__Request__:
Isolate every line in the data with the string "crayon" and copy it.

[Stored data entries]
-- BEGIN --
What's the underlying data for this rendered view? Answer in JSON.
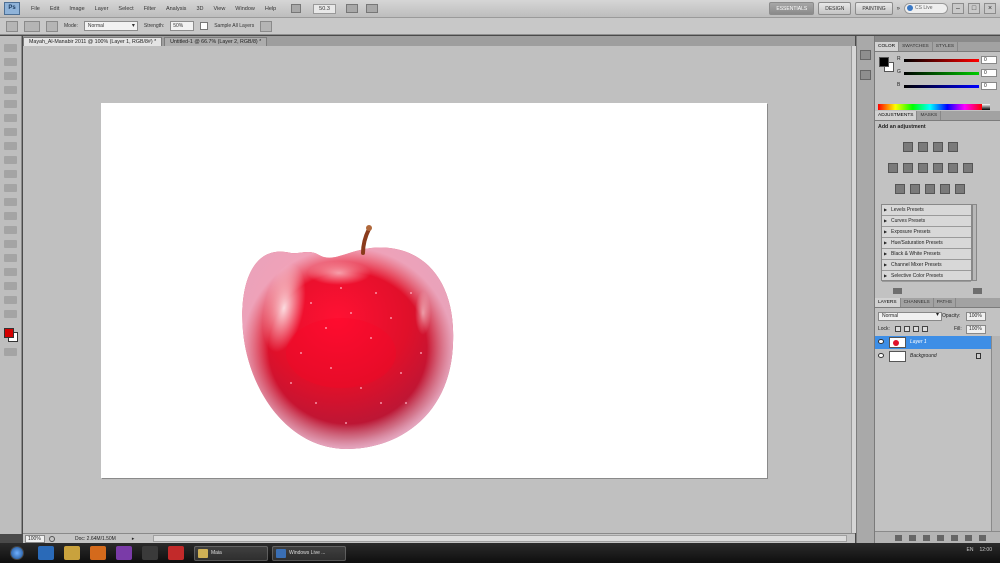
{
  "menubar": {
    "logo": "Ps",
    "items": [
      "File",
      "Edit",
      "Image",
      "Layer",
      "Select",
      "Filter",
      "Analysis",
      "3D",
      "View",
      "Window",
      "Help"
    ],
    "zoom_value": "50.3",
    "workspaces": [
      "ESSENTIALS",
      "DESIGN",
      "PAINTING"
    ],
    "cs_live": "CS Live"
  },
  "optionsbar": {
    "mode_label": "Mode:",
    "mode_value": "Normal",
    "strength_label": "Strength:",
    "strength_value": "50%",
    "sample_all_label": "Sample All Layers"
  },
  "documents": {
    "tabs": [
      {
        "label": "Mayah_Al-Manabir 2011 @ 100% (Layer 1, RGB/8#) *",
        "active": true
      },
      {
        "label": "Untitled-1 @ 66.7% (Layer 2, RGB/8) *",
        "active": false
      }
    ]
  },
  "statusbar": {
    "zoom": "100%",
    "doc_info": "Doc: 2.64M/1.50M"
  },
  "color_panel": {
    "tabs": [
      "COLOR",
      "SWATCHES",
      "STYLES"
    ],
    "channels": [
      {
        "name": "R",
        "value": "0",
        "color": "#ff0000"
      },
      {
        "name": "G",
        "value": "0",
        "color": "#00b000"
      },
      {
        "name": "B",
        "value": "0",
        "color": "#0000ff"
      }
    ]
  },
  "adjustments_panel": {
    "tabs": [
      "ADJUSTMENTS",
      "MASKS"
    ],
    "title": "Add an adjustment",
    "presets": [
      "Levels Presets",
      "Curves Presets",
      "Exposure Presets",
      "Hue/Saturation Presets",
      "Black & White Presets",
      "Channel Mixer Presets",
      "Selective Color Presets"
    ]
  },
  "layers_panel": {
    "tabs": [
      "LAYERS",
      "CHANNELS",
      "PATHS"
    ],
    "blend_mode": "Normal",
    "opacity_label": "Opacity:",
    "opacity_value": "100%",
    "lock_label": "Lock:",
    "fill_label": "Fill:",
    "fill_value": "100%",
    "layers": [
      {
        "name": "Layer 1",
        "selected": true
      },
      {
        "name": "Background",
        "selected": false
      }
    ]
  },
  "taskbar": {
    "tasks": [
      "Maia",
      "Windows Live ..."
    ],
    "tray": [
      "EN",
      "12:00"
    ]
  },
  "colors": {
    "foreground_swatch": "#d40000",
    "selection_blue": "#3d8ee6",
    "apple_red": "#e0102a"
  }
}
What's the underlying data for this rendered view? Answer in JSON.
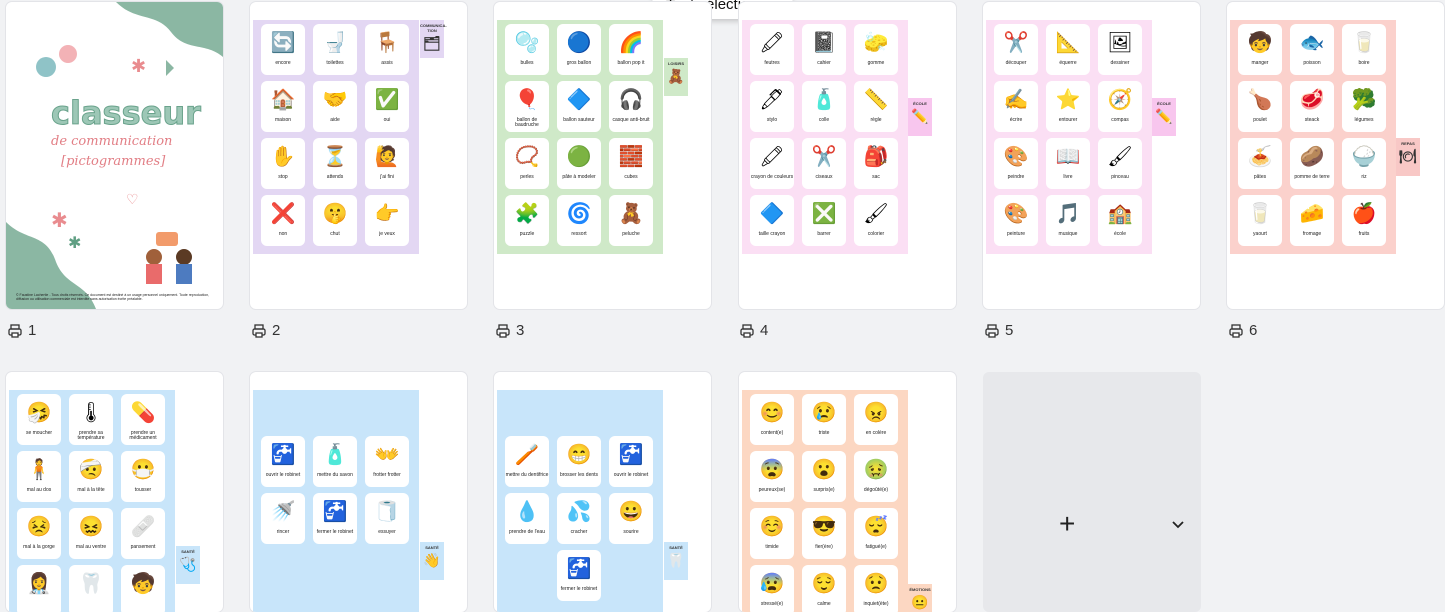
{
  "tooltip": "Tout sélectionner",
  "cover": {
    "title": "classeur",
    "subtitle": "de communication",
    "subtitle2": "[pictogrammes]",
    "footer": "© Faustine Lachertie - Tous droits réservés. Ce document est destiné à un usage personnel uniquement. Toute reproduction, diffusion ou utilisation commerciale est interdite sans autorisation écrite préalable."
  },
  "pages": [
    {
      "number": "1"
    },
    {
      "number": "2",
      "tab": "COMMUNICA-TION",
      "tab_icon": "🗂",
      "items": [
        {
          "label": "encore",
          "icon": "🔄"
        },
        {
          "label": "toilettes",
          "icon": "🚽"
        },
        {
          "label": "assis",
          "icon": "🪑"
        },
        {
          "label": "maison",
          "icon": "🏠"
        },
        {
          "label": "aide",
          "icon": "🤝"
        },
        {
          "label": "oui",
          "icon": "✅"
        },
        {
          "label": "stop",
          "icon": "✋"
        },
        {
          "label": "attends",
          "icon": "⏳"
        },
        {
          "label": "j'ai fini",
          "icon": "🙋"
        },
        {
          "label": "non",
          "icon": "❌"
        },
        {
          "label": "chut",
          "icon": "🤫"
        },
        {
          "label": "je veux",
          "icon": "👉"
        }
      ]
    },
    {
      "number": "3",
      "tab": "LOISIRS",
      "tab_icon": "🧸",
      "items": [
        {
          "label": "bulles",
          "icon": "🫧"
        },
        {
          "label": "gros ballon",
          "icon": "🔵"
        },
        {
          "label": "ballon pop it",
          "icon": "🌈"
        },
        {
          "label": "ballon de baudruche",
          "icon": "🎈"
        },
        {
          "label": "ballon sauteur",
          "icon": "🔷"
        },
        {
          "label": "casque anti-bruit",
          "icon": "🎧"
        },
        {
          "label": "perles",
          "icon": "📿"
        },
        {
          "label": "pâte à modeler",
          "icon": "🟢"
        },
        {
          "label": "cubes",
          "icon": "🧱"
        },
        {
          "label": "puzzle",
          "icon": "🧩"
        },
        {
          "label": "ressort",
          "icon": "🌀"
        },
        {
          "label": "peluche",
          "icon": "🧸"
        }
      ]
    },
    {
      "number": "4",
      "tab": "ÉCOLE",
      "tab_icon": "✏️",
      "items": [
        {
          "label": "feutres",
          "icon": "🖍"
        },
        {
          "label": "cahier",
          "icon": "📓"
        },
        {
          "label": "gomme",
          "icon": "🧽"
        },
        {
          "label": "stylo",
          "icon": "🖊"
        },
        {
          "label": "colle",
          "icon": "🧴"
        },
        {
          "label": "règle",
          "icon": "📏"
        },
        {
          "label": "crayon de couleurs",
          "icon": "🖍"
        },
        {
          "label": "ciseaux",
          "icon": "✂️"
        },
        {
          "label": "sac",
          "icon": "🎒"
        },
        {
          "label": "taille crayon",
          "icon": "🔷"
        },
        {
          "label": "barrer",
          "icon": "❎"
        },
        {
          "label": "colorier",
          "icon": "🖌"
        }
      ]
    },
    {
      "number": "5",
      "tab": "ÉCOLE",
      "tab_icon": "✏️",
      "items": [
        {
          "label": "découper",
          "icon": "✂️"
        },
        {
          "label": "équerre",
          "icon": "📐"
        },
        {
          "label": "dessiner",
          "icon": "🖼"
        },
        {
          "label": "écrire",
          "icon": "✍️"
        },
        {
          "label": "entourer",
          "icon": "⭐"
        },
        {
          "label": "compas",
          "icon": "🧭"
        },
        {
          "label": "peindre",
          "icon": "🎨"
        },
        {
          "label": "livre",
          "icon": "📖"
        },
        {
          "label": "pinceau",
          "icon": "🖌"
        },
        {
          "label": "peinture",
          "icon": "🎨"
        },
        {
          "label": "musique",
          "icon": "🎵"
        },
        {
          "label": "école",
          "icon": "🏫"
        }
      ]
    },
    {
      "number": "6",
      "tab": "REPAS",
      "tab_icon": "🍽",
      "items": [
        {
          "label": "manger",
          "icon": "🧒"
        },
        {
          "label": "poisson",
          "icon": "🐟"
        },
        {
          "label": "boire",
          "icon": "🥛"
        },
        {
          "label": "poulet",
          "icon": "🍗"
        },
        {
          "label": "steack",
          "icon": "🥩"
        },
        {
          "label": "légumes",
          "icon": "🥦"
        },
        {
          "label": "pâtes",
          "icon": "🍝"
        },
        {
          "label": "pomme de terre",
          "icon": "🥔"
        },
        {
          "label": "riz",
          "icon": "🍚"
        },
        {
          "label": "yaourt",
          "icon": "🥛"
        },
        {
          "label": "fromage",
          "icon": "🧀"
        },
        {
          "label": "fruits",
          "icon": "🍎"
        }
      ]
    },
    {
      "number": "",
      "tab": "SANTÉ",
      "tab_icon": "🩺",
      "items": [
        {
          "label": "se moucher",
          "icon": "🤧"
        },
        {
          "label": "prendre sa température",
          "icon": "🌡"
        },
        {
          "label": "prendre un médicament",
          "icon": "💊"
        },
        {
          "label": "mal au dos",
          "icon": "🧍"
        },
        {
          "label": "mal à la tête",
          "icon": "🤕"
        },
        {
          "label": "tousser",
          "icon": "😷"
        },
        {
          "label": "mal à la gorge",
          "icon": "😣"
        },
        {
          "label": "mal au ventre",
          "icon": "😖"
        },
        {
          "label": "pansement",
          "icon": "🩹"
        },
        {
          "label": "",
          "icon": "👩‍⚕️"
        },
        {
          "label": "",
          "icon": "🦷"
        },
        {
          "label": "",
          "icon": "🧒"
        }
      ]
    },
    {
      "number": "",
      "tab": "SANTÉ",
      "tab_icon": "👋",
      "items": [
        {
          "label": "ouvrir le robinet",
          "icon": "🚰"
        },
        {
          "label": "mettre du savon",
          "icon": "🧴"
        },
        {
          "label": "frotter frotter",
          "icon": "👐"
        },
        {
          "label": "rincer",
          "icon": "🚿"
        },
        {
          "label": "fermer le robinet",
          "icon": "🚰"
        },
        {
          "label": "essuyer",
          "icon": "🧻"
        }
      ]
    },
    {
      "number": "",
      "tab": "SANTÉ",
      "tab_icon": "🦷",
      "items": [
        {
          "label": "mettre du dentifrice",
          "icon": "🪥"
        },
        {
          "label": "brosser les dents",
          "icon": "😁"
        },
        {
          "label": "ouvrir le robinet",
          "icon": "🚰"
        },
        {
          "label": "prendre de l'eau",
          "icon": "💧"
        },
        {
          "label": "cracher",
          "icon": "💦"
        },
        {
          "label": "sourire",
          "icon": "😀"
        },
        {
          "label": "",
          "icon": ""
        },
        {
          "label": "fermer le robinet",
          "icon": "🚰"
        },
        {
          "label": "",
          "icon": ""
        }
      ]
    },
    {
      "number": "",
      "tab": "ÉMOTIONS",
      "tab_icon": "😐",
      "items": [
        {
          "label": "content(e)",
          "icon": "😊"
        },
        {
          "label": "triste",
          "icon": "😢"
        },
        {
          "label": "en colère",
          "icon": "😠"
        },
        {
          "label": "peureux(se)",
          "icon": "😨"
        },
        {
          "label": "surpris(e)",
          "icon": "😮"
        },
        {
          "label": "dégoûté(e)",
          "icon": "🤢"
        },
        {
          "label": "timide",
          "icon": "☺️"
        },
        {
          "label": "fier(ère)",
          "icon": "😎"
        },
        {
          "label": "fatigué(e)",
          "icon": "😴"
        },
        {
          "label": "stressé(e)",
          "icon": "😰"
        },
        {
          "label": "calme",
          "icon": "😌"
        },
        {
          "label": "inquiet(ète)",
          "icon": "😟"
        }
      ]
    }
  ],
  "add_button": "+",
  "colors": {
    "communication": "#e3d7f3",
    "loisirs": "#cfe9c8",
    "ecole": "#fbdff4",
    "repas": "#fbd1cc",
    "sante": "#c8e5fa",
    "emotions": "#fcd7c2",
    "tab_pink": "#f8c6ee",
    "tab_repas": "#f8c8c6"
  }
}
-- END --
__Correct response__:
          "label": "crayon de couleurs",
          "label": "taille crayon",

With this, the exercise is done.